§ Set problem: Filter the entries below, keeping every line that has the word "type".
* start Entries *
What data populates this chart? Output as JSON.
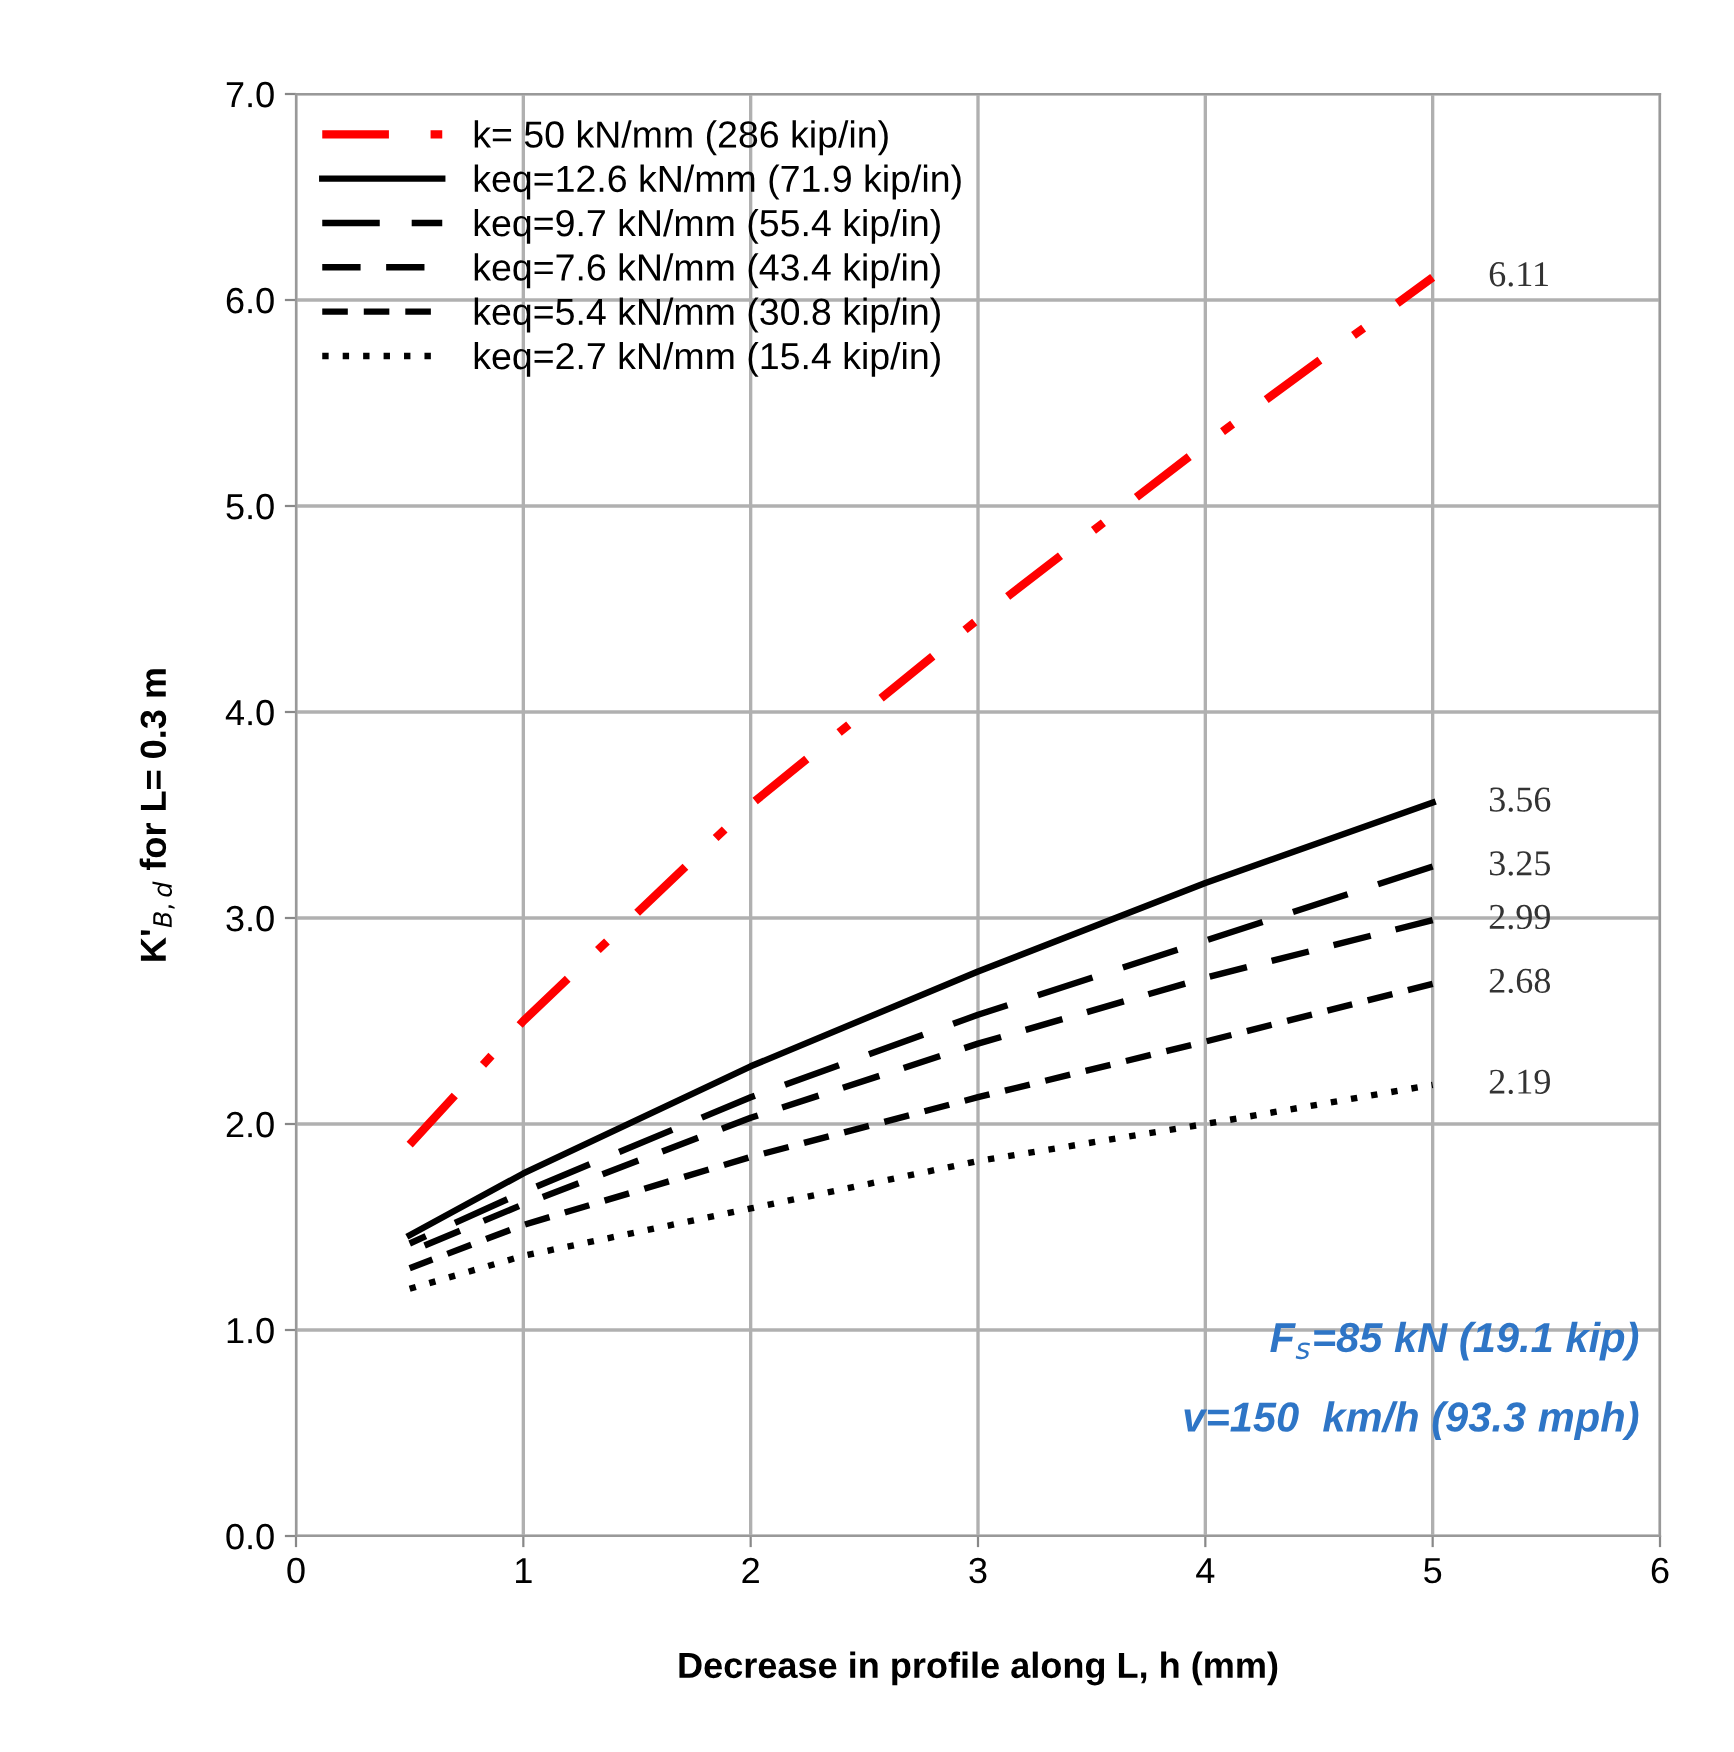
{
  "chart_data": {
    "type": "line",
    "xlabel": "Decrease in profile along L, h (mm)",
    "ylabel": "K'$_{B,d}$ for L= 0.3 m",
    "xlim": [
      0,
      6
    ],
    "xticks": [
      0,
      1,
      2,
      3,
      4,
      5,
      6
    ],
    "ylim": [
      0,
      7
    ],
    "yticks": [
      {
        "value": 0,
        "label": "0.0"
      },
      {
        "value": 1,
        "label": "1.0"
      },
      {
        "value": 2,
        "label": "2.0"
      },
      {
        "value": 3,
        "label": "3.0"
      },
      {
        "value": 4,
        "label": "4.0"
      },
      {
        "value": 5,
        "label": "5.0"
      },
      {
        "value": 6,
        "label": "6.0"
      },
      {
        "value": 7,
        "label": "7.0"
      }
    ],
    "grid": true,
    "legend": "top left",
    "marker": "none",
    "x": [
      0.5,
      1,
      2,
      3,
      4,
      5
    ],
    "series": [
      {
        "name": "k= 50 kN/mm (286 kip/in)",
        "color": "#ff0000",
        "line_style": "dashdot",
        "values": [
          1.9,
          2.5,
          3.55,
          4.45,
          5.3,
          6.11
        ],
        "value_labels": [
          null,
          null,
          null,
          null,
          null,
          "6.11"
        ]
      },
      {
        "name": "keq=12.6 kN/mm (71.9 kip/in)",
        "color": "#000000",
        "line_style": "solid",
        "values": [
          1.46,
          1.76,
          2.28,
          2.74,
          3.17,
          3.56
        ],
        "value_labels": [
          null,
          null,
          null,
          null,
          null,
          "3.56"
        ]
      },
      {
        "name": "keq=9.7 kN/mm (55.4 kip/in)",
        "color": "#000000",
        "line_style": "dashed",
        "values": [
          1.42,
          1.67,
          2.13,
          2.53,
          2.89,
          3.25
        ],
        "value_labels": [
          null,
          null,
          null,
          null,
          null,
          "3.25"
        ]
      },
      {
        "name": "keq=7.6 kN/mm (43.4 kip/in)",
        "color": "#000000",
        "line_style": "dashed",
        "values": [
          1.38,
          1.61,
          2.03,
          2.39,
          2.71,
          2.99
        ],
        "value_labels": [
          null,
          null,
          null,
          null,
          null,
          "2.99"
        ]
      },
      {
        "name": "keq=5.4 kN/mm (30.8 kip/in)",
        "color": "#000000",
        "line_style": "dashed",
        "values": [
          1.3,
          1.51,
          1.84,
          2.13,
          2.4,
          2.68
        ],
        "value_labels": [
          null,
          null,
          null,
          null,
          null,
          "2.68"
        ]
      },
      {
        "name": "keq=2.7 kN/mm (15.4 kip/in)",
        "color": "#000000",
        "line_style": "dotted",
        "values": [
          1.2,
          1.36,
          1.59,
          1.82,
          2.0,
          2.19
        ],
        "value_labels": [
          null,
          null,
          null,
          null,
          null,
          "2.19"
        ]
      }
    ],
    "annotations": [
      "F$_{s}$=85 kN (19.1 kip)",
      "v=150  km/h (93.3 mph)"
    ]
  }
}
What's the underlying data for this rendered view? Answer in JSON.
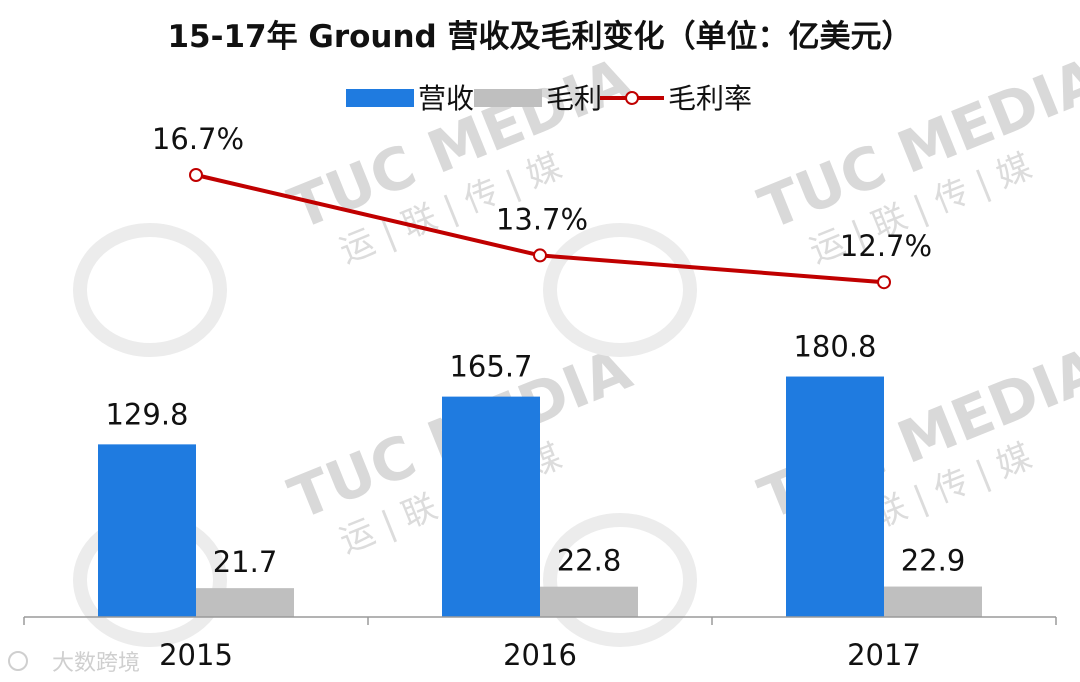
{
  "chart_data": {
    "type": "bar",
    "title": "15-17年  Ground  营收及毛利变化（单位：亿美元）",
    "categories": [
      "2015",
      "2016",
      "2017"
    ],
    "series": [
      {
        "name": "营收",
        "type": "bar",
        "values": [
          129.8,
          165.7,
          180.8
        ],
        "labels": [
          "129.8",
          "165.7",
          "180.8"
        ],
        "color": "#1F7BE0"
      },
      {
        "name": "毛利",
        "type": "bar",
        "values": [
          21.7,
          22.8,
          22.9
        ],
        "labels": [
          "21.7",
          "22.8",
          "22.9"
        ],
        "color": "#BFBFBF"
      },
      {
        "name": "毛利率",
        "type": "line",
        "values": [
          16.7,
          13.7,
          12.7
        ],
        "labels": [
          "16.7%",
          "13.7%",
          "12.7%"
        ],
        "color": "#C00000",
        "unit": "%"
      }
    ],
    "legend_position": "top",
    "grid": false
  },
  "watermark": {
    "brand": "TUC MEDIA",
    "brand_cn": "运 | 联 | 传 | 媒",
    "footer": "大数跨境"
  }
}
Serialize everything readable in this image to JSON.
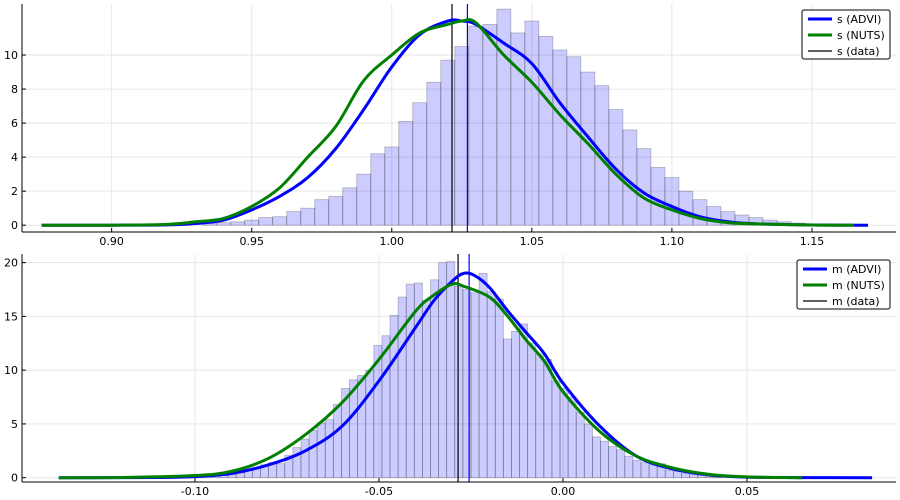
{
  "chart_data": [
    {
      "type": "histogram+line",
      "title": "",
      "xlabel": "",
      "ylabel": "",
      "xlim": [
        0.868,
        1.18
      ],
      "ylim": [
        -0.4,
        13.0
      ],
      "grid": true,
      "legend_position": "top-right",
      "x_ticks": [
        0.9,
        0.95,
        1.0,
        1.05,
        1.1,
        1.15
      ],
      "x_tick_labels": [
        "0.90",
        "0.95",
        "1.00",
        "1.05",
        "1.10",
        "1.15"
      ],
      "y_ticks": [
        0,
        2,
        4,
        6,
        8,
        10
      ],
      "y_tick_labels": [
        "0",
        "2",
        "4",
        "6",
        "8",
        "10"
      ],
      "histogram": {
        "bin_edges_start": 0.9325,
        "bin_width": 0.005,
        "counts": [
          0.1,
          0.15,
          0.2,
          0.3,
          0.45,
          0.5,
          0.8,
          1.0,
          1.5,
          1.7,
          2.2,
          3.0,
          4.2,
          4.6,
          6.1,
          7.2,
          8.4,
          9.7,
          10.5,
          11.7,
          11.8,
          12.7,
          11.3,
          12.0,
          11.1,
          10.3,
          9.9,
          9.0,
          8.2,
          6.8,
          5.6,
          4.5,
          3.4,
          2.8,
          2.0,
          1.5,
          1.1,
          0.8,
          0.6,
          0.45,
          0.3,
          0.2,
          0.12,
          0.08,
          0.05
        ],
        "color": "#0000ff"
      },
      "series": [
        {
          "name": "s (ADVI)",
          "color": "#0000ff",
          "x": [
            0.875,
            0.9,
            0.92,
            0.93,
            0.94,
            0.95,
            0.96,
            0.97,
            0.98,
            0.99,
            1.0,
            1.01,
            1.02,
            1.025,
            1.03,
            1.04,
            1.05,
            1.06,
            1.07,
            1.08,
            1.09,
            1.1,
            1.11,
            1.12,
            1.13,
            1.15,
            1.17
          ],
          "y": [
            0,
            0,
            0.02,
            0.1,
            0.3,
            0.9,
            1.7,
            2.8,
            4.5,
            6.8,
            9.3,
            11.2,
            12.0,
            12.0,
            11.8,
            10.7,
            9.5,
            7.2,
            5.2,
            3.3,
            1.9,
            1.1,
            0.5,
            0.2,
            0.08,
            0.01,
            0
          ]
        },
        {
          "name": "s (NUTS)",
          "color": "#008000",
          "x": [
            0.875,
            0.9,
            0.92,
            0.93,
            0.94,
            0.95,
            0.96,
            0.97,
            0.98,
            0.99,
            1.0,
            1.01,
            1.02,
            1.025,
            1.03,
            1.04,
            1.05,
            1.06,
            1.07,
            1.08,
            1.09,
            1.1,
            1.11,
            1.12,
            1.13,
            1.15,
            1.165
          ],
          "y": [
            0,
            0,
            0.05,
            0.2,
            0.4,
            1.1,
            2.2,
            4.0,
            5.8,
            8.5,
            10.0,
            11.3,
            11.8,
            12.0,
            11.9,
            10.0,
            8.4,
            6.5,
            4.8,
            3.0,
            1.6,
            0.9,
            0.4,
            0.15,
            0.08,
            0.01,
            0
          ]
        }
      ],
      "vlines": [
        {
          "name": "s (data)",
          "x": 1.0215,
          "color": "#000000"
        },
        {
          "x": 1.027,
          "color": "#0000ff"
        }
      ]
    },
    {
      "type": "histogram+line",
      "title": "",
      "xlabel": "",
      "ylabel": "",
      "xlim": [
        -0.147,
        0.0905
      ],
      "ylim": [
        -0.4,
        20.8
      ],
      "grid": true,
      "legend_position": "top-right",
      "x_ticks": [
        -0.1,
        -0.05,
        0.0,
        0.05
      ],
      "x_tick_labels": [
        "-0.10",
        "-0.05",
        "0.00",
        "0.05"
      ],
      "y_ticks": [
        0,
        5,
        10,
        15,
        20
      ],
      "y_tick_labels": [
        "0",
        "5",
        "10",
        "15",
        "20"
      ],
      "histogram": {
        "bin_edges_start": -0.102,
        "bin_width": 0.0022,
        "counts": [
          0.05,
          0.08,
          0.1,
          0.15,
          0.2,
          0.3,
          0.5,
          0.7,
          0.9,
          1.2,
          1.4,
          1.3,
          2.1,
          2.8,
          3.6,
          4.4,
          5.1,
          5.4,
          6.8,
          8.3,
          9.1,
          9.5,
          10.0,
          12.3,
          13.2,
          15.1,
          16.8,
          18.0,
          18.1,
          16.5,
          18.4,
          20.0,
          20.1,
          17.8,
          17.5,
          17.2,
          19.0,
          17.3,
          16.6,
          12.9,
          13.6,
          14.3,
          12.5,
          11.5,
          11.0,
          9.0,
          8.3,
          7.5,
          6.1,
          5.0,
          3.8,
          3.4,
          2.9,
          2.6,
          2.0,
          1.6,
          1.4,
          1.2,
          1.3,
          0.7,
          0.6,
          0.4,
          0.3,
          0.2,
          0.1,
          0.05
        ],
        "color": "#0000ff"
      },
      "series": [
        {
          "name": "m (ADVI)",
          "color": "#0000ff",
          "x": [
            -0.137,
            -0.11,
            -0.1,
            -0.09,
            -0.08,
            -0.07,
            -0.06,
            -0.05,
            -0.04,
            -0.035,
            -0.03,
            -0.027,
            -0.024,
            -0.02,
            -0.015,
            -0.01,
            -0.005,
            0.0,
            0.01,
            0.02,
            0.03,
            0.04,
            0.05,
            0.065,
            0.084
          ],
          "y": [
            0,
            0.02,
            0.1,
            0.4,
            1.2,
            2.5,
            4.8,
            9.0,
            14.0,
            16.5,
            18.3,
            19.0,
            18.8,
            17.7,
            15.5,
            13.5,
            11.5,
            8.8,
            4.8,
            2.0,
            0.8,
            0.25,
            0.05,
            0.01,
            0
          ]
        },
        {
          "name": "m (NUTS)",
          "color": "#008000",
          "x": [
            -0.137,
            -0.12,
            -0.1,
            -0.09,
            -0.08,
            -0.07,
            -0.06,
            -0.05,
            -0.04,
            -0.035,
            -0.03,
            -0.027,
            -0.02,
            -0.015,
            -0.01,
            -0.005,
            0.0,
            0.01,
            0.02,
            0.03,
            0.04,
            0.05,
            0.065
          ],
          "y": [
            0,
            0.02,
            0.2,
            0.6,
            1.8,
            4.0,
            7.0,
            11.0,
            15.5,
            17.0,
            18.0,
            17.8,
            16.8,
            15.0,
            12.8,
            10.8,
            8.0,
            4.3,
            2.0,
            0.9,
            0.3,
            0.08,
            0
          ]
        }
      ],
      "vlines": [
        {
          "name": "m (data)",
          "x": -0.0285,
          "color": "#000000"
        },
        {
          "x": -0.0255,
          "color": "#0000ff"
        }
      ]
    }
  ]
}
* end Entries *
§ Problem solution:
    "type": "line",
    "type": "bar",
        "type": "bar",
        "type": "bar",
        "type": "line",
      "type": "histogram+line",
      "type": "histogram+line",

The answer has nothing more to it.